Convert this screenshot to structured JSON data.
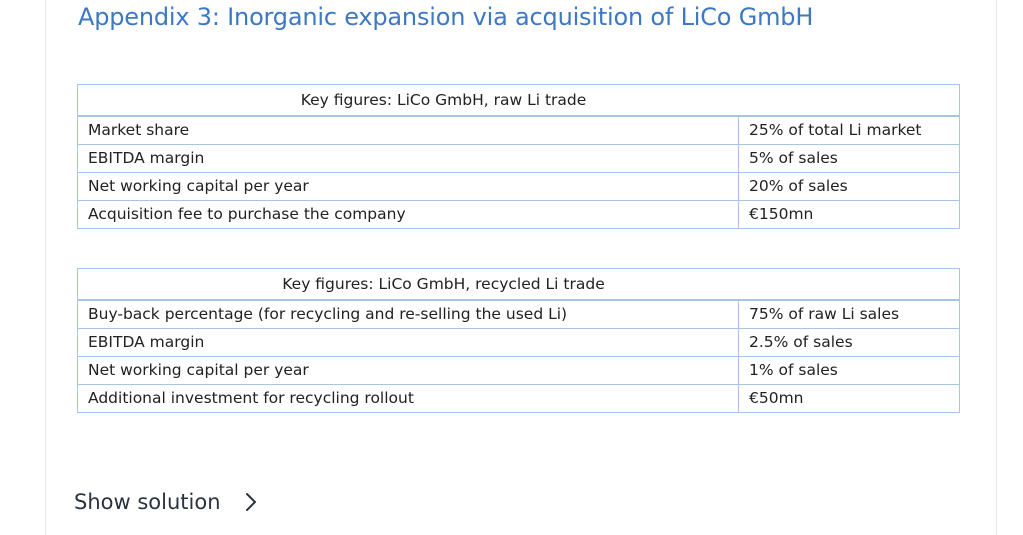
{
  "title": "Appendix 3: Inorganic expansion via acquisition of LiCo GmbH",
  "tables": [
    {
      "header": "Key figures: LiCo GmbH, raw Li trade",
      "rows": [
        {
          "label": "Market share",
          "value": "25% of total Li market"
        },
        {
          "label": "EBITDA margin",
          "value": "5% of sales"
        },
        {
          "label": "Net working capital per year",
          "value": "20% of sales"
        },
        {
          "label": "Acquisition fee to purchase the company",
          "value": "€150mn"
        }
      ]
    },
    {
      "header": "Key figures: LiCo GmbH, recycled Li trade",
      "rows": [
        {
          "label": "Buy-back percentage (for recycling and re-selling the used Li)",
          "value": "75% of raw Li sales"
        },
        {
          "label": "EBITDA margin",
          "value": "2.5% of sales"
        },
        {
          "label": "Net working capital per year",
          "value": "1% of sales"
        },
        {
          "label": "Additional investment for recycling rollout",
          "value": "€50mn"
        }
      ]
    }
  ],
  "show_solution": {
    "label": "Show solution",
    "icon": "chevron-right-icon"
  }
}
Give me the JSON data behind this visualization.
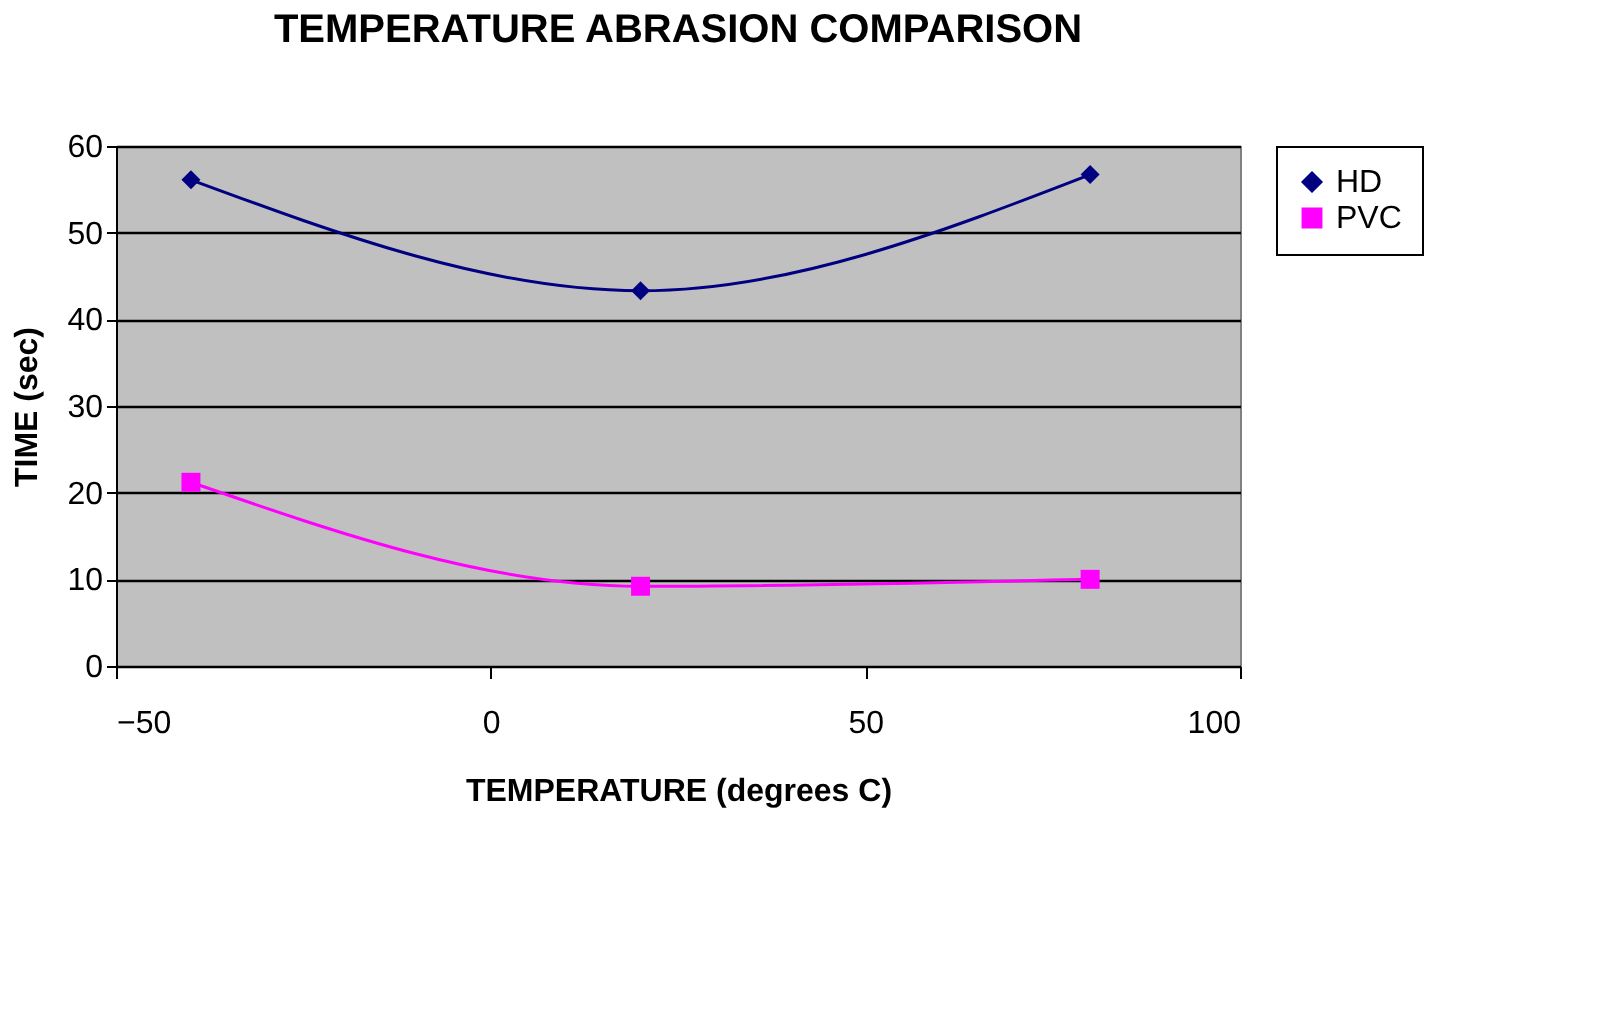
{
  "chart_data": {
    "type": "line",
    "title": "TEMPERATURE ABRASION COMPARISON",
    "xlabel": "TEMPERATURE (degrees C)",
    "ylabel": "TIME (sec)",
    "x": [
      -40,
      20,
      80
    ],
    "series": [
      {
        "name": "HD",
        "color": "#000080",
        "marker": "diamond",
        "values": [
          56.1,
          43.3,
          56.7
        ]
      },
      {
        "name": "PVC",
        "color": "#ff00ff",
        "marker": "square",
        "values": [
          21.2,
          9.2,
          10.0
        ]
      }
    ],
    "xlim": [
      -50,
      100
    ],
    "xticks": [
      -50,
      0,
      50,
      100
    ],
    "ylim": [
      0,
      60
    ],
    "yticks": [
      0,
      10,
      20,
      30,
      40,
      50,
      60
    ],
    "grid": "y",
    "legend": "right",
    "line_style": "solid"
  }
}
....
• Given request: Search the entries for the word "GmbH" and gather every line where it appears.

• Written response:
  "title": "Appendix 3: Inorganic expansion via acquisition of LiCo GmbH",
      "header": "Key figures: LiCo GmbH, raw Li trade",
      "header": "Key figures: LiCo GmbH, recycled Li trade",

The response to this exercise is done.